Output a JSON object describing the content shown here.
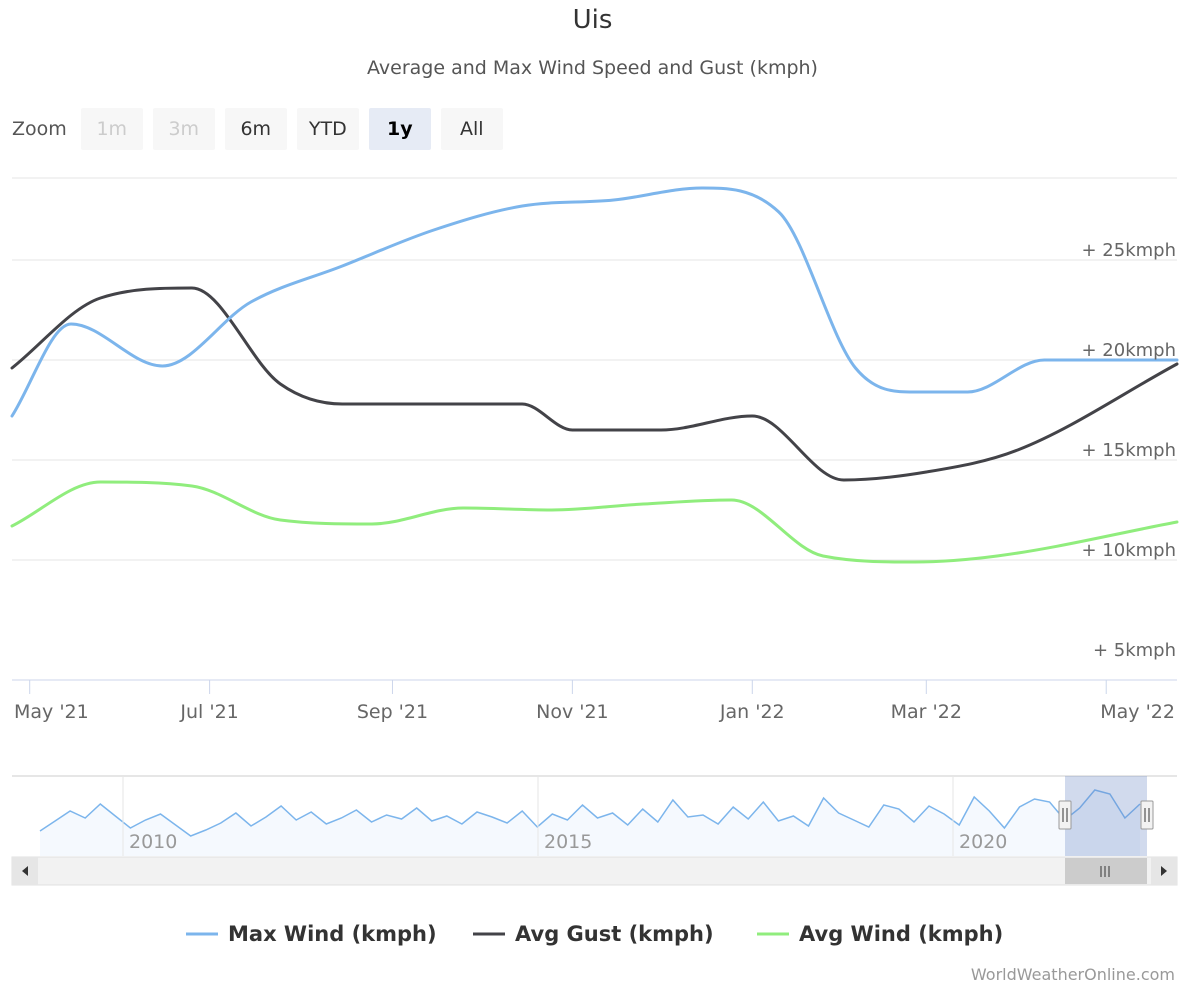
{
  "chart_data": {
    "type": "line",
    "title": "Uis",
    "subtitle": "Average and Max Wind Speed and Gust (kmph)",
    "zoom": {
      "label": "Zoom",
      "buttons": [
        {
          "label": "1m",
          "state": "disabled"
        },
        {
          "label": "3m",
          "state": "disabled"
        },
        {
          "label": "6m",
          "state": "normal"
        },
        {
          "label": "YTD",
          "state": "normal"
        },
        {
          "label": "1y",
          "state": "selected"
        },
        {
          "label": "All",
          "state": "normal"
        }
      ]
    },
    "x_range": [
      "2021-04-25",
      "2022-05-25"
    ],
    "x_ticks": [
      {
        "date": "2021-05-01",
        "label": "May '21"
      },
      {
        "date": "2021-07-01",
        "label": "Jul '21"
      },
      {
        "date": "2021-09-01",
        "label": "Sep '21"
      },
      {
        "date": "2021-11-01",
        "label": "Nov '21"
      },
      {
        "date": "2022-01-01",
        "label": "Jan '22"
      },
      {
        "date": "2022-03-01",
        "label": "Mar '22"
      },
      {
        "date": "2022-05-01",
        "label": "May '22"
      }
    ],
    "ylim": [
      4,
      29
    ],
    "y_ticks": [
      {
        "value": 5,
        "label": "+ 5kmph"
      },
      {
        "value": 10,
        "label": "+ 10kmph"
      },
      {
        "value": 15,
        "label": "+ 15kmph"
      },
      {
        "value": 20,
        "label": "+ 20kmph"
      },
      {
        "value": 25,
        "label": "+ 25kmph"
      }
    ],
    "grid": true,
    "series": [
      {
        "name": "Max Wind (kmph)",
        "color": "#7cb5ec",
        "points": [
          [
            "2021-04-25",
            17.2
          ],
          [
            "2021-05-15",
            21.8
          ],
          [
            "2021-06-15",
            19.7
          ],
          [
            "2021-07-15",
            22.9
          ],
          [
            "2021-08-15",
            24.7
          ],
          [
            "2021-09-15",
            26.5
          ],
          [
            "2021-10-15",
            27.7
          ],
          [
            "2021-11-15",
            28.0
          ],
          [
            "2021-12-15",
            28.6
          ],
          [
            "2022-01-10",
            27.4
          ],
          [
            "2022-02-05",
            19.6
          ],
          [
            "2022-02-25",
            18.4
          ],
          [
            "2022-03-15",
            18.4
          ],
          [
            "2022-04-10",
            20.0
          ],
          [
            "2022-05-25",
            20.0
          ]
        ]
      },
      {
        "name": "Avg Gust (kmph)",
        "color": "#434348",
        "points": [
          [
            "2021-04-25",
            19.6
          ],
          [
            "2021-05-25",
            23.1
          ],
          [
            "2021-06-25",
            23.6
          ],
          [
            "2021-07-25",
            18.8
          ],
          [
            "2021-08-15",
            17.8
          ],
          [
            "2021-09-15",
            17.8
          ],
          [
            "2021-10-15",
            17.8
          ],
          [
            "2021-11-01",
            16.5
          ],
          [
            "2021-12-01",
            16.5
          ],
          [
            "2022-01-01",
            17.2
          ],
          [
            "2022-02-01",
            14.0
          ],
          [
            "2022-03-01",
            14.4
          ],
          [
            "2022-04-01",
            15.5
          ],
          [
            "2022-05-25",
            19.8
          ]
        ]
      },
      {
        "name": "Avg Wind (kmph)",
        "color": "#90ed7d",
        "points": [
          [
            "2021-04-25",
            11.7
          ],
          [
            "2021-05-25",
            13.9
          ],
          [
            "2021-06-25",
            13.7
          ],
          [
            "2021-07-25",
            12.0
          ],
          [
            "2021-08-25",
            11.8
          ],
          [
            "2021-09-25",
            12.6
          ],
          [
            "2021-10-25",
            12.5
          ],
          [
            "2021-11-25",
            12.8
          ],
          [
            "2021-12-25",
            13.0
          ],
          [
            "2022-01-25",
            10.2
          ],
          [
            "2022-02-25",
            9.9
          ],
          [
            "2022-03-25",
            10.2
          ],
          [
            "2022-05-25",
            11.9
          ]
        ]
      }
    ],
    "navigator": {
      "labels": [
        "2010",
        "2015",
        "2020"
      ],
      "values": [
        11.5,
        12.5,
        13.5,
        12.8,
        14.2,
        13.0,
        11.8,
        12.6,
        13.2,
        12.1,
        11.0,
        11.6,
        12.3,
        13.3,
        12.0,
        12.9,
        14.0,
        12.6,
        13.4,
        12.2,
        12.8,
        13.6,
        12.4,
        13.1,
        12.7,
        13.8,
        12.5,
        13.0,
        12.2,
        13.4,
        12.9,
        12.3,
        13.5,
        11.9,
        13.2,
        12.6,
        14.1,
        12.8,
        13.3,
        12.1,
        13.7,
        12.4,
        14.6,
        12.9,
        13.1,
        12.2,
        13.9,
        12.7,
        14.4,
        12.5,
        13.0,
        12.0,
        14.8,
        13.3,
        12.6,
        11.9,
        14.1,
        13.7,
        12.4,
        14.0,
        13.2,
        12.1,
        14.9,
        13.5,
        11.8,
        13.9,
        14.7,
        14.4,
        12.6,
        13.8,
        15.6,
        15.2,
        12.8,
        14.2
      ]
    },
    "legend": {
      "position": "bottom",
      "items": [
        "Max Wind (kmph)",
        "Avg Gust (kmph)",
        "Avg Wind (kmph)"
      ]
    },
    "credit": "WorldWeatherOnline.com"
  }
}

▸ **What is needed**
Leave out the pictures and copy the rest of the material above exactly.

▸ **Reply**
Output a JSON object describing the content shown here.
{
  "chart_data": {
    "type": "line",
    "title": "Uis",
    "subtitle": "Average and Max Wind Speed and Gust (kmph)",
    "zoom": {
      "label": "Zoom",
      "buttons": [
        {
          "label": "1m",
          "state": "disabled"
        },
        {
          "label": "3m",
          "state": "disabled"
        },
        {
          "label": "6m",
          "state": "normal"
        },
        {
          "label": "YTD",
          "state": "normal"
        },
        {
          "label": "1y",
          "state": "selected"
        },
        {
          "label": "All",
          "state": "normal"
        }
      ]
    },
    "x_range": [
      "2021-04-25",
      "2022-05-25"
    ],
    "x_ticks": [
      {
        "date": "2021-05-01",
        "label": "May '21"
      },
      {
        "date": "2021-07-01",
        "label": "Jul '21"
      },
      {
        "date": "2021-09-01",
        "label": "Sep '21"
      },
      {
        "date": "2021-11-01",
        "label": "Nov '21"
      },
      {
        "date": "2022-01-01",
        "label": "Jan '22"
      },
      {
        "date": "2022-03-01",
        "label": "Mar '22"
      },
      {
        "date": "2022-05-01",
        "label": "May '22"
      }
    ],
    "ylim": [
      4,
      29
    ],
    "y_ticks": [
      {
        "value": 5,
        "label": "+ 5kmph"
      },
      {
        "value": 10,
        "label": "+ 10kmph"
      },
      {
        "value": 15,
        "label": "+ 15kmph"
      },
      {
        "value": 20,
        "label": "+ 20kmph"
      },
      {
        "value": 25,
        "label": "+ 25kmph"
      }
    ],
    "grid": true,
    "series": [
      {
        "name": "Max Wind (kmph)",
        "color": "#7cb5ec",
        "points": [
          [
            "2021-04-25",
            17.2
          ],
          [
            "2021-05-15",
            21.8
          ],
          [
            "2021-06-15",
            19.7
          ],
          [
            "2021-07-15",
            22.9
          ],
          [
            "2021-08-15",
            24.7
          ],
          [
            "2021-09-15",
            26.5
          ],
          [
            "2021-10-15",
            27.7
          ],
          [
            "2021-11-15",
            28.0
          ],
          [
            "2021-12-15",
            28.6
          ],
          [
            "2022-01-10",
            27.4
          ],
          [
            "2022-02-05",
            19.6
          ],
          [
            "2022-02-25",
            18.4
          ],
          [
            "2022-03-15",
            18.4
          ],
          [
            "2022-04-10",
            20.0
          ],
          [
            "2022-05-25",
            20.0
          ]
        ]
      },
      {
        "name": "Avg Gust (kmph)",
        "color": "#434348",
        "points": [
          [
            "2021-04-25",
            19.6
          ],
          [
            "2021-05-25",
            23.1
          ],
          [
            "2021-06-25",
            23.6
          ],
          [
            "2021-07-25",
            18.8
          ],
          [
            "2021-08-15",
            17.8
          ],
          [
            "2021-09-15",
            17.8
          ],
          [
            "2021-10-15",
            17.8
          ],
          [
            "2021-11-01",
            16.5
          ],
          [
            "2021-12-01",
            16.5
          ],
          [
            "2022-01-01",
            17.2
          ],
          [
            "2022-02-01",
            14.0
          ],
          [
            "2022-03-01",
            14.4
          ],
          [
            "2022-04-01",
            15.5
          ],
          [
            "2022-05-25",
            19.8
          ]
        ]
      },
      {
        "name": "Avg Wind (kmph)",
        "color": "#90ed7d",
        "points": [
          [
            "2021-04-25",
            11.7
          ],
          [
            "2021-05-25",
            13.9
          ],
          [
            "2021-06-25",
            13.7
          ],
          [
            "2021-07-25",
            12.0
          ],
          [
            "2021-08-25",
            11.8
          ],
          [
            "2021-09-25",
            12.6
          ],
          [
            "2021-10-25",
            12.5
          ],
          [
            "2021-11-25",
            12.8
          ],
          [
            "2021-12-25",
            13.0
          ],
          [
            "2022-01-25",
            10.2
          ],
          [
            "2022-02-25",
            9.9
          ],
          [
            "2022-03-25",
            10.2
          ],
          [
            "2022-05-25",
            11.9
          ]
        ]
      }
    ],
    "navigator": {
      "labels": [
        "2010",
        "2015",
        "2020"
      ],
      "values": [
        11.5,
        12.5,
        13.5,
        12.8,
        14.2,
        13.0,
        11.8,
        12.6,
        13.2,
        12.1,
        11.0,
        11.6,
        12.3,
        13.3,
        12.0,
        12.9,
        14.0,
        12.6,
        13.4,
        12.2,
        12.8,
        13.6,
        12.4,
        13.1,
        12.7,
        13.8,
        12.5,
        13.0,
        12.2,
        13.4,
        12.9,
        12.3,
        13.5,
        11.9,
        13.2,
        12.6,
        14.1,
        12.8,
        13.3,
        12.1,
        13.7,
        12.4,
        14.6,
        12.9,
        13.1,
        12.2,
        13.9,
        12.7,
        14.4,
        12.5,
        13.0,
        12.0,
        14.8,
        13.3,
        12.6,
        11.9,
        14.1,
        13.7,
        12.4,
        14.0,
        13.2,
        12.1,
        14.9,
        13.5,
        11.8,
        13.9,
        14.7,
        14.4,
        12.6,
        13.8,
        15.6,
        15.2,
        12.8,
        14.2
      ]
    },
    "legend": {
      "position": "bottom",
      "items": [
        "Max Wind (kmph)",
        "Avg Gust (kmph)",
        "Avg Wind (kmph)"
      ]
    },
    "credit": "WorldWeatherOnline.com"
  }
}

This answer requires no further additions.